**Exercise**
Reproduce the full listing that appears beneath this instruction exactly.

(Dataset excerpt)

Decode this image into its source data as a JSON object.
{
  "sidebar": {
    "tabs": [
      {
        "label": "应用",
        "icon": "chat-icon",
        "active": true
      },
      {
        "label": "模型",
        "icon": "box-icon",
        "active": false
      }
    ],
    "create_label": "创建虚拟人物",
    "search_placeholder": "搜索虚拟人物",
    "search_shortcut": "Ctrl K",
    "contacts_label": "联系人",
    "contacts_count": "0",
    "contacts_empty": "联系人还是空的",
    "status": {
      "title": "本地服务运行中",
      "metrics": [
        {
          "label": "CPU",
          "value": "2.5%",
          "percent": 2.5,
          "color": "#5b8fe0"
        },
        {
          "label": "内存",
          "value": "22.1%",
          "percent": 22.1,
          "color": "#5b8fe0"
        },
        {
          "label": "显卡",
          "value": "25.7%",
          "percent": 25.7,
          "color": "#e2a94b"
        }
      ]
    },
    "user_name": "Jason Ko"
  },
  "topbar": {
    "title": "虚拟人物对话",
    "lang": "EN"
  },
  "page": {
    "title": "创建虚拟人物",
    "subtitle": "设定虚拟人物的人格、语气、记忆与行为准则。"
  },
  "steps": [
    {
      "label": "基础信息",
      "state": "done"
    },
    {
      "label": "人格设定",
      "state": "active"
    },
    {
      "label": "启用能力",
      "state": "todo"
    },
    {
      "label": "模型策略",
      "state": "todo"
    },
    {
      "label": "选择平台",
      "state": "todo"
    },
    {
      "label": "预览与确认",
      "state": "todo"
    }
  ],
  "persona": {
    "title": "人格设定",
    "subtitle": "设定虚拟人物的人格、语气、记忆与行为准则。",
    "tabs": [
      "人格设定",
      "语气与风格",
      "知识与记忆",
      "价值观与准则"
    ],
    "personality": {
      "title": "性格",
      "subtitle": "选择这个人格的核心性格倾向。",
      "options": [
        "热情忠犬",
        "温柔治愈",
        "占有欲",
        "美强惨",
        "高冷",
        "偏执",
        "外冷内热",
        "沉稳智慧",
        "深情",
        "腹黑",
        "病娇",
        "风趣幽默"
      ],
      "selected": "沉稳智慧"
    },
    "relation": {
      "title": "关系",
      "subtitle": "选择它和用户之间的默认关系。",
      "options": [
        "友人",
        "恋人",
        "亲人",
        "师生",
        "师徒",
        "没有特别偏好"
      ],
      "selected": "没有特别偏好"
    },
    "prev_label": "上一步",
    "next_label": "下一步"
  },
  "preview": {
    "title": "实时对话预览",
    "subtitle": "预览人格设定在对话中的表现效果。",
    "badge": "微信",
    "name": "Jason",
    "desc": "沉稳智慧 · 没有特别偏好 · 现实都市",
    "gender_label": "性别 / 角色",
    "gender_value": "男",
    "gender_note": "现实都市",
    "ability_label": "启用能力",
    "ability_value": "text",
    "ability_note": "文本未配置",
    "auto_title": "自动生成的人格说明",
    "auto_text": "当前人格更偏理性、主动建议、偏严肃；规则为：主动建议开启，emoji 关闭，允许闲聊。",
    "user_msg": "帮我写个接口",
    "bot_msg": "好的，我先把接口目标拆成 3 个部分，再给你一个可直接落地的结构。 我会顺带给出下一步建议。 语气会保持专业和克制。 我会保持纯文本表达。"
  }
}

**Result of the task**
Decode this image into its source data as a JSON object.
{
  "sidebar": {
    "tabs": [
      {
        "label": "应用",
        "icon": "chat-icon",
        "active": true
      },
      {
        "label": "模型",
        "icon": "box-icon",
        "active": false
      }
    ],
    "create_label": "创建虚拟人物",
    "search_placeholder": "搜索虚拟人物",
    "search_shortcut": "Ctrl K",
    "contacts_label": "联系人",
    "contacts_count": "0",
    "contacts_empty": "联系人还是空的",
    "status": {
      "title": "本地服务运行中",
      "metrics": [
        {
          "label": "CPU",
          "value": "2.5%",
          "percent": 2.5,
          "color": "#5b8fe0"
        },
        {
          "label": "内存",
          "value": "22.1%",
          "percent": 22.1,
          "color": "#5b8fe0"
        },
        {
          "label": "显卡",
          "value": "25.7%",
          "percent": 25.7,
          "color": "#e2a94b"
        }
      ]
    },
    "user_name": "Jason Ko"
  },
  "topbar": {
    "title": "虚拟人物对话",
    "lang": "EN"
  },
  "page": {
    "title": "创建虚拟人物",
    "subtitle": "设定虚拟人物的人格、语气、记忆与行为准则。"
  },
  "steps": [
    {
      "label": "基础信息",
      "state": "done"
    },
    {
      "label": "人格设定",
      "state": "active"
    },
    {
      "label": "启用能力",
      "state": "todo"
    },
    {
      "label": "模型策略",
      "state": "todo"
    },
    {
      "label": "选择平台",
      "state": "todo"
    },
    {
      "label": "预览与确认",
      "state": "todo"
    }
  ],
  "persona": {
    "title": "人格设定",
    "subtitle": "设定虚拟人物的人格、语气、记忆与行为准则。",
    "tabs": [
      "人格设定",
      "语气与风格",
      "知识与记忆",
      "价值观与准则"
    ],
    "personality": {
      "title": "性格",
      "subtitle": "选择这个人格的核心性格倾向。",
      "options": [
        "热情忠犬",
        "温柔治愈",
        "占有欲",
        "美强惨",
        "高冷",
        "偏执",
        "外冷内热",
        "沉稳智慧",
        "深情",
        "腹黑",
        "病娇",
        "风趣幽默"
      ],
      "selected": "沉稳智慧"
    },
    "relation": {
      "title": "关系",
      "subtitle": "选择它和用户之间的默认关系。",
      "options": [
        "友人",
        "恋人",
        "亲人",
        "师生",
        "师徒",
        "没有特别偏好"
      ],
      "selected": "没有特别偏好"
    },
    "prev_label": "上一步",
    "next_label": "下一步"
  },
  "preview": {
    "title": "实时对话预览",
    "subtitle": "预览人格设定在对话中的表现效果。",
    "badge": "微信",
    "name": "Jason",
    "desc": "沉稳智慧 · 没有特别偏好 · 现实都市",
    "gender_label": "性别 / 角色",
    "gender_value": "男",
    "gender_note": "现实都市",
    "ability_label": "启用能力",
    "ability_value": "text",
    "ability_note": "文本未配置",
    "auto_title": "自动生成的人格说明",
    "auto_text": "当前人格更偏理性、主动建议、偏严肃；规则为：主动建议开启，emoji 关闭，允许闲聊。",
    "user_msg": "帮我写个接口",
    "bot_msg": "好的，我先把接口目标拆成 3 个部分，再给你一个可直接落地的结构。 我会顺带给出下一步建议。 语气会保持专业和克制。 我会保持纯文本表达。"
  }
}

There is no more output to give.